What to work on: Below are the records; copy each line in them that holds the word "Output".

Provided records:
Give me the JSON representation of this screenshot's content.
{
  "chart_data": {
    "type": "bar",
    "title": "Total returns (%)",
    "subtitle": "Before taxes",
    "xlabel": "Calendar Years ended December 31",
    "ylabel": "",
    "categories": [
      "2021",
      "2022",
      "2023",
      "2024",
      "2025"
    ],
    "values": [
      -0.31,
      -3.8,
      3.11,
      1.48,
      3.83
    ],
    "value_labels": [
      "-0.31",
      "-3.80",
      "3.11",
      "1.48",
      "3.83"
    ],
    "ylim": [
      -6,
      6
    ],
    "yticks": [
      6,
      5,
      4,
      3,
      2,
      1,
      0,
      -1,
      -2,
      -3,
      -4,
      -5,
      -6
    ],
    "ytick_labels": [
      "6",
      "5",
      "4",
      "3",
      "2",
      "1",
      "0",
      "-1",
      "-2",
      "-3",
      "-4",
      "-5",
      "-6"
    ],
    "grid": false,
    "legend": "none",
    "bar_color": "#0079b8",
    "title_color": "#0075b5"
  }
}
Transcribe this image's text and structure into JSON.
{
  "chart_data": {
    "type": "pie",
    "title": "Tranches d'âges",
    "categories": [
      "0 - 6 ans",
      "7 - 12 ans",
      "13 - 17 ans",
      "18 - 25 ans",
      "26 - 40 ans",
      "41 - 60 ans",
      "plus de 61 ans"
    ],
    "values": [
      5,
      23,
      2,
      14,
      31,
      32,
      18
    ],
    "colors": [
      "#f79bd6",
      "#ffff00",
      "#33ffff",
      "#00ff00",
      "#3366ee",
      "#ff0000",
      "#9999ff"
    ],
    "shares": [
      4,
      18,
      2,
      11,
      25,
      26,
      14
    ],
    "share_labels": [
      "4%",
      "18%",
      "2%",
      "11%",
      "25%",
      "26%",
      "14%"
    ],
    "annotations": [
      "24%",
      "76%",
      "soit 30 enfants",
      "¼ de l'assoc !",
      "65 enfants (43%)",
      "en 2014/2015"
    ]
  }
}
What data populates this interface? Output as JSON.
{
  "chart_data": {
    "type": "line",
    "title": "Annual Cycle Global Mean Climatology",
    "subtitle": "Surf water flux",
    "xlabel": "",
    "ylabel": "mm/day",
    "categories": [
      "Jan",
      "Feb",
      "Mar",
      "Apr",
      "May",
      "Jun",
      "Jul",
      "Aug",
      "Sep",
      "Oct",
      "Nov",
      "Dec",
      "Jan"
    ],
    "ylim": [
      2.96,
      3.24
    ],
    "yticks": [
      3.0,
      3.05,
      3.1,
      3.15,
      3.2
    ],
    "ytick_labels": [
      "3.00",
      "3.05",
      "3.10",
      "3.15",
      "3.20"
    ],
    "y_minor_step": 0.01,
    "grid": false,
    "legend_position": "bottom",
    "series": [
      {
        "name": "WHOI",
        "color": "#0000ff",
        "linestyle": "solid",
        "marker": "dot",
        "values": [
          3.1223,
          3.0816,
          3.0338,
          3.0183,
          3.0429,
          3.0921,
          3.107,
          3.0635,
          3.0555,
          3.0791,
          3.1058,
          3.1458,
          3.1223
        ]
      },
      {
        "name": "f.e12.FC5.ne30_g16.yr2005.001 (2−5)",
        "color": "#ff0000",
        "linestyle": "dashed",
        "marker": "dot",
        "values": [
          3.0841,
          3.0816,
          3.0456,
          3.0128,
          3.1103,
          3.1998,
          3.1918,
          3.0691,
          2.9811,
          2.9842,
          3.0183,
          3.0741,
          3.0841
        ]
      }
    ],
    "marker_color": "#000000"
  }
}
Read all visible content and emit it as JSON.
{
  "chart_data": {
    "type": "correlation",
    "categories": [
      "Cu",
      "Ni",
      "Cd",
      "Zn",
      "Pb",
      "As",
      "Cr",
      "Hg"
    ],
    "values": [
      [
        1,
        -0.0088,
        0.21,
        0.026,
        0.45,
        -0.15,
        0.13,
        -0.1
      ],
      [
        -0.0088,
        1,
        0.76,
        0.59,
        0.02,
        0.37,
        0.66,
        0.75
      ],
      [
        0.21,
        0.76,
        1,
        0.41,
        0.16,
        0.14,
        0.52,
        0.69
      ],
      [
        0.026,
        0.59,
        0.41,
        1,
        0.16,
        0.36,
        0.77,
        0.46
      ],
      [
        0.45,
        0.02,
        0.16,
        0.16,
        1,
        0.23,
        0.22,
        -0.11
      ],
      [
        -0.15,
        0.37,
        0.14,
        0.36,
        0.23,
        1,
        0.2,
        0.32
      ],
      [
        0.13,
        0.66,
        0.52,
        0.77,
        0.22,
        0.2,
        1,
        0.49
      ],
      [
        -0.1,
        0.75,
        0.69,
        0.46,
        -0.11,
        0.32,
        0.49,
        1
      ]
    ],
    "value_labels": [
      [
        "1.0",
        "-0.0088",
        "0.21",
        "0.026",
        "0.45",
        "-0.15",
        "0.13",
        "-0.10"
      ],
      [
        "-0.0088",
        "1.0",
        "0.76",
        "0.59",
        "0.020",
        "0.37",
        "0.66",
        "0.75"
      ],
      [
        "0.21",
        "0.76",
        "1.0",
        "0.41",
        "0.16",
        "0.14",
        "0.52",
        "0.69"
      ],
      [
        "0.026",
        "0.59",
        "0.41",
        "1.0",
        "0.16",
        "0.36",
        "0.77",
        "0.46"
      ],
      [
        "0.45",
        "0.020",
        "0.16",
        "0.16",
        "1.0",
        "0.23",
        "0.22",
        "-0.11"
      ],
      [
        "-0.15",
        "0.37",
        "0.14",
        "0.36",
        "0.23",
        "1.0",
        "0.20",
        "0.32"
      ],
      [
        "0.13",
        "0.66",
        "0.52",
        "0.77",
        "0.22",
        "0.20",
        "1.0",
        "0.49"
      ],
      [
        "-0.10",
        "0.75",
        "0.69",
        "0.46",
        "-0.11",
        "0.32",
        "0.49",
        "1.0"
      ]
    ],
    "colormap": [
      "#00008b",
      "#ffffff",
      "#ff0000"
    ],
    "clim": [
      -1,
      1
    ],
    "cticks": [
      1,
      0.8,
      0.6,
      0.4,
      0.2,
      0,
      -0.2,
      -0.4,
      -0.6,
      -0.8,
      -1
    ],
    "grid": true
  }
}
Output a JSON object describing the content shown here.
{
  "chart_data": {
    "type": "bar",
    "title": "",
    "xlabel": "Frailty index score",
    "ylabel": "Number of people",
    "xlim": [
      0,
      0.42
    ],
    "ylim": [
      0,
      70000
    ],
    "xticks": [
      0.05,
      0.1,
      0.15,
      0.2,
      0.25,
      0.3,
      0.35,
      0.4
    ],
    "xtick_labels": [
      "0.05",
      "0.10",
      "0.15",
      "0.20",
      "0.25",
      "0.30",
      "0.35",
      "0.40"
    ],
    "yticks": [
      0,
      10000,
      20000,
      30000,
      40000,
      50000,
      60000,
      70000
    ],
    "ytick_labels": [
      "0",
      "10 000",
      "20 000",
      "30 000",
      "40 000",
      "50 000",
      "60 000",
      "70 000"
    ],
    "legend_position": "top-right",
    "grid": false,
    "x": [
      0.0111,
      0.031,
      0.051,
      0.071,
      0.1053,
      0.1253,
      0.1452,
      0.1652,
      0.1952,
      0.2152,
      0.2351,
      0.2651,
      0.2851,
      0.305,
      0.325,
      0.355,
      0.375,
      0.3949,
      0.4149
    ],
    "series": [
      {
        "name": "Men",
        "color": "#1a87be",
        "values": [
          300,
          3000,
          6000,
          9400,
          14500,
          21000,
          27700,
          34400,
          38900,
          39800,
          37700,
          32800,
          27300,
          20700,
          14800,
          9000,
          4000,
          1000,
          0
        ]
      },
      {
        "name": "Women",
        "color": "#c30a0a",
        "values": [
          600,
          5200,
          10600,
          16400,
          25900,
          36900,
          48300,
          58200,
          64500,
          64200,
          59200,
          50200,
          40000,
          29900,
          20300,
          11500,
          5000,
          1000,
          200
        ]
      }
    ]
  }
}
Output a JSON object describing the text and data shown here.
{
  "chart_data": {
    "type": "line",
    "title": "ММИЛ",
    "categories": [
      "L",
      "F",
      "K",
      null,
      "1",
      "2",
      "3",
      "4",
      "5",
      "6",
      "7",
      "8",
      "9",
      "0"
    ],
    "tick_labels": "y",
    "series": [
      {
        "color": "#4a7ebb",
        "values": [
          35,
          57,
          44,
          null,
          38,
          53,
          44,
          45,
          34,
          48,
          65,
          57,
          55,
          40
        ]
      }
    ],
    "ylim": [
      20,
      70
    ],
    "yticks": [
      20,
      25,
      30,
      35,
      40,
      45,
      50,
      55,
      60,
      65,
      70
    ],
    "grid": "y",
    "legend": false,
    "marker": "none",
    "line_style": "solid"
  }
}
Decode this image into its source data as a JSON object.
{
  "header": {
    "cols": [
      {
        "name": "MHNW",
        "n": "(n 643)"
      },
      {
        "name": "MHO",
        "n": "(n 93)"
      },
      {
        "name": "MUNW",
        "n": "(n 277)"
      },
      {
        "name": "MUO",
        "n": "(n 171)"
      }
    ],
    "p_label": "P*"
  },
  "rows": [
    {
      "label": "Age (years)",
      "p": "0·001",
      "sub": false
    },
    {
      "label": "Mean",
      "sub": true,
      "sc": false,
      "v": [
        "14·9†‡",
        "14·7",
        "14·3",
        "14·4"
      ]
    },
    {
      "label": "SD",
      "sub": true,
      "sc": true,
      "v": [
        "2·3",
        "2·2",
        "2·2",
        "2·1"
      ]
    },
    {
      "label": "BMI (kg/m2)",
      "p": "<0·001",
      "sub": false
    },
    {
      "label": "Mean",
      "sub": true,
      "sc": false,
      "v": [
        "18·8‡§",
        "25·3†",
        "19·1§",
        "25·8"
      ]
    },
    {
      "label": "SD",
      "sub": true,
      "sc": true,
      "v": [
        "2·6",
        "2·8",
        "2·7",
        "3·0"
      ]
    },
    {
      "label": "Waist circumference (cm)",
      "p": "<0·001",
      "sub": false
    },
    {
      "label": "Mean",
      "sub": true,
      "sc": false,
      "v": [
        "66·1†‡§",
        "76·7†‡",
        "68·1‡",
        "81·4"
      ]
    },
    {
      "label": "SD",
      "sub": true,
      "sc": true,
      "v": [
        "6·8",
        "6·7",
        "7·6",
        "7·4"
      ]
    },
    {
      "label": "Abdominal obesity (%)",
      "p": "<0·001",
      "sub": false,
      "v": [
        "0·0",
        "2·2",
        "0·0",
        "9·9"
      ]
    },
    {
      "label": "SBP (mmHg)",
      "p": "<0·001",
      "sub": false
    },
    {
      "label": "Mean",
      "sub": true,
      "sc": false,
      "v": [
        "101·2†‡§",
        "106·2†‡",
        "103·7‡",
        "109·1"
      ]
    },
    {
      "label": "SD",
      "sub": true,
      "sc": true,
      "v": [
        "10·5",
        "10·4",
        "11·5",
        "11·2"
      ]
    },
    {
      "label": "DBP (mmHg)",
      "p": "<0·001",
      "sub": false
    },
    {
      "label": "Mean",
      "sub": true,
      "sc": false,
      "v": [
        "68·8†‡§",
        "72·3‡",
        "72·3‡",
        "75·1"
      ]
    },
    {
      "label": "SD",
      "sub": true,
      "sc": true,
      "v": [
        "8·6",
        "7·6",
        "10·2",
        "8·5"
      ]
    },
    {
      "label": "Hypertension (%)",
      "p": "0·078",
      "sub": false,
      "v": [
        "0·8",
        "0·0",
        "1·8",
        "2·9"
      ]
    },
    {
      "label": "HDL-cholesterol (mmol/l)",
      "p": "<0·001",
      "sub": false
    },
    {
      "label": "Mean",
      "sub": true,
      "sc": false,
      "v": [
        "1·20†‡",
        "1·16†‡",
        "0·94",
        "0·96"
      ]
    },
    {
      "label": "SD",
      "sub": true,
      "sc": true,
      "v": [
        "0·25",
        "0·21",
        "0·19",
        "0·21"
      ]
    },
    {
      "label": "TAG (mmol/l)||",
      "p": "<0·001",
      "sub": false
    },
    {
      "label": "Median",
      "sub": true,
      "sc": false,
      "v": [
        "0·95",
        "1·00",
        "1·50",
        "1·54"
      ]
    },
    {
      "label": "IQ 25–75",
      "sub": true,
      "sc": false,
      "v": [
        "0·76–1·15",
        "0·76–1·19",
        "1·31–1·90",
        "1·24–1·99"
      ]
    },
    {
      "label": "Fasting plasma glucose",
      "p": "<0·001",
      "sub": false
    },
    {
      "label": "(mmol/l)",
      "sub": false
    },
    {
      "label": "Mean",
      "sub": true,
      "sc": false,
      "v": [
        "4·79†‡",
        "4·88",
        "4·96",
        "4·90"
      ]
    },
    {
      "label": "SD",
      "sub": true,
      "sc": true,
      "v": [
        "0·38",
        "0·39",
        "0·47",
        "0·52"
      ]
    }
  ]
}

Task response:
What data populates this interface? Output as JSON.
Output a JSON object describing the content shown here.
Output a JSON object describing the text and data shown here.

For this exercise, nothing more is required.